- _Alıştırma Yönergeleri_:
a. Eylül 2011 blog yazılarında "sonra sokakta gördüğüm" diye başlayan paragrafı ana bilgilerini koruyarak daha kısa anlatır mısınız?
b. Eylül 2011 blog yazılarındaki "17 Eylül 2011" ifadesinden "ürün veriyor ." ifadesine kadar olan bölümü, "altın" yerine "elmas" koyarak yeniden yazar mısınız?
c. Eylül 2011 blog yazılarını bıraktığı yerden devam ettirir misiniz?

- _Kaynak Metin_:
====

17 Eylül 2011 Cumartesi

halkım beni özlemiş :)

bende onları özledim ama kendimi tutuyorum 
tutmam lazım ... olmadı biri beni tutsun :))


citiwillden mailime gelen haber de
 - halkın seni özledi sana altın , enerji ve ürün veriyor .
 geri dön ! halkının senin liderliğine ihtiyacı var... diyor 


ben bırakalı uzun zaman oldu evlerin içinden geçen vatandaşlarımı , tarlalarımı , evlerimi... 
ama ben herkes gibi oynamayı beceremedim gerçekten şehrim varmış hissine kapılıp büyük bir özveri ile çalışmaya başladım :) 
tabiki halkım beni özler ...


sonra sokakta gördüğüm çam ağaçlarının dibinde hayali baltalar görmeye , evlere bakıp bunlara kaç kişi sığar , yalnış yere koymuşlar diye düşünmeye başlayınca ipin ucunun kaçtığını fark ettim ve istifa ettim ...


ama kendimi tutuyorum :)) 
bana bi görev verilmeye görsün zaten ...
 ahh aah üstelik beni özlemişler :))  

10 Eylül 2011 Cumartesi

İçten sesler korosu

Bi süredir kendimi çok kötü hissediyorum. ben kendimi kötü hissediyorum dediğimde işler kötüdür , çok kötü hissediyorum dediğimde berbattır.

====

- _Çıkarılan Kayıtlar_:
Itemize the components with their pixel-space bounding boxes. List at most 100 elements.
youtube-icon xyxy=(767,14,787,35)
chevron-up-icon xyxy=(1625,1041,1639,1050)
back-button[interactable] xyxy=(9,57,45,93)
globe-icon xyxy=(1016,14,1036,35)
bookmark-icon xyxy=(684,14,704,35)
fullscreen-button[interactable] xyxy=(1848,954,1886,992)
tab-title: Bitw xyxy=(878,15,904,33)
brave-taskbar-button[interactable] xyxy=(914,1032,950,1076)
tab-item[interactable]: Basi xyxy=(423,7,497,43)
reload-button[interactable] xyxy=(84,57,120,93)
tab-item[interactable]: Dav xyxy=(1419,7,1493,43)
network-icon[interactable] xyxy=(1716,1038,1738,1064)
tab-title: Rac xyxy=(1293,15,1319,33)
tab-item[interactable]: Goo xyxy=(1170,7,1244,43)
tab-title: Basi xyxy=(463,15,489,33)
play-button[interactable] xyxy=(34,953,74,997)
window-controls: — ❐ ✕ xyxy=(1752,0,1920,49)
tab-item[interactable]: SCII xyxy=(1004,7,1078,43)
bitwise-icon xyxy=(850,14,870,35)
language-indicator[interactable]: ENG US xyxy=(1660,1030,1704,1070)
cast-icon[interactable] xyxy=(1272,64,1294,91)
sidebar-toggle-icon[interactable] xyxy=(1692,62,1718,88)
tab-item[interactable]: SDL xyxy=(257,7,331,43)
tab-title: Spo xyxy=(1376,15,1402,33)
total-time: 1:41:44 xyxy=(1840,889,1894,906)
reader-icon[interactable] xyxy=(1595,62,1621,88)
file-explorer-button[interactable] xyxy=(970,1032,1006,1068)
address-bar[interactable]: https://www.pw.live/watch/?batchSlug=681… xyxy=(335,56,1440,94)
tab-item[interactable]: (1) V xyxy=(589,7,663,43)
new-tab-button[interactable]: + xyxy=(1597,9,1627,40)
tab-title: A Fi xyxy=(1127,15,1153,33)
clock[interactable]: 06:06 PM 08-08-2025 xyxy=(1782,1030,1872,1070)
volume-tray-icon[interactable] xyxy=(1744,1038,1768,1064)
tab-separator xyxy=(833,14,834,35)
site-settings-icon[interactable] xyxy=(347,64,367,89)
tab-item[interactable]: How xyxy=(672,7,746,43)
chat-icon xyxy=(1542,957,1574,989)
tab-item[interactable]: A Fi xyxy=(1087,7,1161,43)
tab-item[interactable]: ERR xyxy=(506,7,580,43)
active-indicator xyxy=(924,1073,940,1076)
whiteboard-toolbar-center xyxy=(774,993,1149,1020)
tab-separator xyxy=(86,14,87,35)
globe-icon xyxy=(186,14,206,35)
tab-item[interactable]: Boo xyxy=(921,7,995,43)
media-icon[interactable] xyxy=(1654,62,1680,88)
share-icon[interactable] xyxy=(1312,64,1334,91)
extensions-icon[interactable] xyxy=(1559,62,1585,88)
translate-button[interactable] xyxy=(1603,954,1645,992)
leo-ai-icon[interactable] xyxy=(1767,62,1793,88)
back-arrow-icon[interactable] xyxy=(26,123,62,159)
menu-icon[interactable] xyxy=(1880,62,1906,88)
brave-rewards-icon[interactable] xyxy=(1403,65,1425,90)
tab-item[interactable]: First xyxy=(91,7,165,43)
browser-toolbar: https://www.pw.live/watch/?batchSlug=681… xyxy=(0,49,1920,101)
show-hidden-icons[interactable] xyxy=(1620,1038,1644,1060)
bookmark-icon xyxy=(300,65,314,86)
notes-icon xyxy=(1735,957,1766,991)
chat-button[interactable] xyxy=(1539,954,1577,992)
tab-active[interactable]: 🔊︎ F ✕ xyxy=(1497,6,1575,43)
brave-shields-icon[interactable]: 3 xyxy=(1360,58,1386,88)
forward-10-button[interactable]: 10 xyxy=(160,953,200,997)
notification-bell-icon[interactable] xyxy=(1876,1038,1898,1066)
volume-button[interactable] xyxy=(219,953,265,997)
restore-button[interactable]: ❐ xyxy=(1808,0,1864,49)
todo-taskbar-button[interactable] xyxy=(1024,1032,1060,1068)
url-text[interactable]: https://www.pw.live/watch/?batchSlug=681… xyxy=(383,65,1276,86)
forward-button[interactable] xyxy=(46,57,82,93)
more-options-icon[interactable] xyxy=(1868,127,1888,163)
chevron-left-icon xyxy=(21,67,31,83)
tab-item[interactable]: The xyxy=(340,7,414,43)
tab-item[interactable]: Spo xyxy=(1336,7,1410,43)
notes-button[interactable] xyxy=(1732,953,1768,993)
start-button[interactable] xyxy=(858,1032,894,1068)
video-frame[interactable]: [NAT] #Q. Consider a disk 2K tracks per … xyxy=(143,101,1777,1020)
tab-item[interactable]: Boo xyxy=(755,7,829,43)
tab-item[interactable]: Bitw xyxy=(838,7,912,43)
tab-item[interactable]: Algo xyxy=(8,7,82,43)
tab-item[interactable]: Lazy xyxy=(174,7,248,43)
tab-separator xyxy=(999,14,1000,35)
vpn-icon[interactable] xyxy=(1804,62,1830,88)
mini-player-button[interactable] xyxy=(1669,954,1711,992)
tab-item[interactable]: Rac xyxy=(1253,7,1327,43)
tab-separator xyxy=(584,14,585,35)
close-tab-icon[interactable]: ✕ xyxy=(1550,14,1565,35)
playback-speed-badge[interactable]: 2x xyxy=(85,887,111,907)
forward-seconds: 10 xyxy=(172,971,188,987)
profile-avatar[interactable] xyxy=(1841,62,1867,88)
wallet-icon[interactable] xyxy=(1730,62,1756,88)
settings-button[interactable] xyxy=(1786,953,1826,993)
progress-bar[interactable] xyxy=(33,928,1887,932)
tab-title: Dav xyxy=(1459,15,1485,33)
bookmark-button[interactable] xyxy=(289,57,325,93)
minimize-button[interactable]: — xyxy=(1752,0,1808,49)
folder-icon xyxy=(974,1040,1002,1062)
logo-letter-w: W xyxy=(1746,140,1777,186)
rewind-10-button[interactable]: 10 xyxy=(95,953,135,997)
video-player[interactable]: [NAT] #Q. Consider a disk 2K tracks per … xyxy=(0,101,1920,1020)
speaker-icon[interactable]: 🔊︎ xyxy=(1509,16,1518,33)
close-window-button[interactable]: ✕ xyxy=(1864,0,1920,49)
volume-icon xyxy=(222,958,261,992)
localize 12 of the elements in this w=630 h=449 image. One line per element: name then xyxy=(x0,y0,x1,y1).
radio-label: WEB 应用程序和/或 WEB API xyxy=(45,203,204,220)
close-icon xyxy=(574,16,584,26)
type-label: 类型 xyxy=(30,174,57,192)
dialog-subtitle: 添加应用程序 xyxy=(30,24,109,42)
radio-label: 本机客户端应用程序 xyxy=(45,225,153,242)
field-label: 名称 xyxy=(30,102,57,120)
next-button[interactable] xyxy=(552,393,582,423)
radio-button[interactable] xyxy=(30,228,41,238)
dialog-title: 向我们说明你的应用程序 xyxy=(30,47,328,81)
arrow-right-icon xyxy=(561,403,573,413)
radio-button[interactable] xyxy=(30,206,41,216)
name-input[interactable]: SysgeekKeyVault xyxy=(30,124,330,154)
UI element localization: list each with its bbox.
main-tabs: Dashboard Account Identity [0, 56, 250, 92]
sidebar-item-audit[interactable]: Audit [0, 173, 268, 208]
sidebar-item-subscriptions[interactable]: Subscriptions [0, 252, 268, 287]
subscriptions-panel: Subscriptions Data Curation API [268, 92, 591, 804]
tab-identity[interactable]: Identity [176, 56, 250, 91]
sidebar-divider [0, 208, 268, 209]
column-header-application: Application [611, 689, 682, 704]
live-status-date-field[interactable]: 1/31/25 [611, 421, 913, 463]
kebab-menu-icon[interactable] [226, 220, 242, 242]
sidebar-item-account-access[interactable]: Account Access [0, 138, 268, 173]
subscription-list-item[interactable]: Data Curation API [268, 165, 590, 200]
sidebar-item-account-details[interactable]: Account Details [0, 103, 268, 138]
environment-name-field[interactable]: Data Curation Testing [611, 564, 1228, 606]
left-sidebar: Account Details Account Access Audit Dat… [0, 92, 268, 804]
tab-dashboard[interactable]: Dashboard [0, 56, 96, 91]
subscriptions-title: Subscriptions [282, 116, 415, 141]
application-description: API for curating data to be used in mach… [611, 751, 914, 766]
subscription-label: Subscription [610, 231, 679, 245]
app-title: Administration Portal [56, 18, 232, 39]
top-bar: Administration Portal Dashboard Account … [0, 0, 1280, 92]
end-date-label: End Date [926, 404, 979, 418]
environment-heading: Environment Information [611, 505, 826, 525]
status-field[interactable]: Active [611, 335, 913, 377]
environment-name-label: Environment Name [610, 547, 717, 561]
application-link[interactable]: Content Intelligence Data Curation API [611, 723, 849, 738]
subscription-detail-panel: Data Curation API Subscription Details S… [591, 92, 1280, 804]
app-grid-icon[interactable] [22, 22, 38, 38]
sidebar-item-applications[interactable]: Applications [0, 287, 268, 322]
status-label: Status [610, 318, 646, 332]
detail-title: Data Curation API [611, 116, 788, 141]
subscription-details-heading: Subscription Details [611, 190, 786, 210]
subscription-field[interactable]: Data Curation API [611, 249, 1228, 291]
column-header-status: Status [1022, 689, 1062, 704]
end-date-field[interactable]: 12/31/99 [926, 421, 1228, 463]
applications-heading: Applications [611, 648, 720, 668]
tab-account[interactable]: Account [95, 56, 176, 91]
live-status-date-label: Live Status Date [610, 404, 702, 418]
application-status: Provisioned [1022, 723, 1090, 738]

====

- _Alıştırma Cevapları_:
a. Sokaktaki çam ağaçlarının dibinde hayali baltalar görmeye, evlere bakıp kaç kişi sığacağını ve yanlış yere konduklarını düşünmeye başlayınca işin kontrolden çıktığını fark edip istifa ettim.

b.
17 Eylül 2011 Cumartesi

halkım beni özlemiş :)

bende onları özledim ama kendimi tutuyorum 
tutmam lazım ... olmadı biri beni tutsun :))


citiwillden mailime gelen haber de
 - halkın seni özledi sana elmas , enerji ve ürün veriyor .

c.
depresip bi ruh hali içindeyim ve böyle olmaktan dolayıda kendimi kötü hissediyorum. depresyonun adını bile duyduğumda sıkıntılarım artıyo.
onun için ben iyiyim ben iyiyim deyip duruyordum.
tâki içimdeki sesler korusu susana kadar . 
hiç birinden ses çıkmıyordu. 

oysa her zaman ne yapılması gerektiğini söyleyen bilir kişi konuşup bana bir yol açabilirdi.
 baktı ki dinlemiyorum :
-aaaa yeter artık kalk bişeylerle uğraş bak sıkıntıya üzüntüye zaman kalıyo mu , derdi 
ya da teselli eden canım sesim teselli verebilirdi. 
- vardır bunda da bi hayır boşver sabretmeye çalış , derdi. 
sevindirik sesim : hadi bi çikolata ye bişeyin kalmaz diyebilirdi.
 en kötüsü karamsar olan beni suçlayıp durabilirdi.. 
susmasalardı... 


boşlukta kaldım sanki.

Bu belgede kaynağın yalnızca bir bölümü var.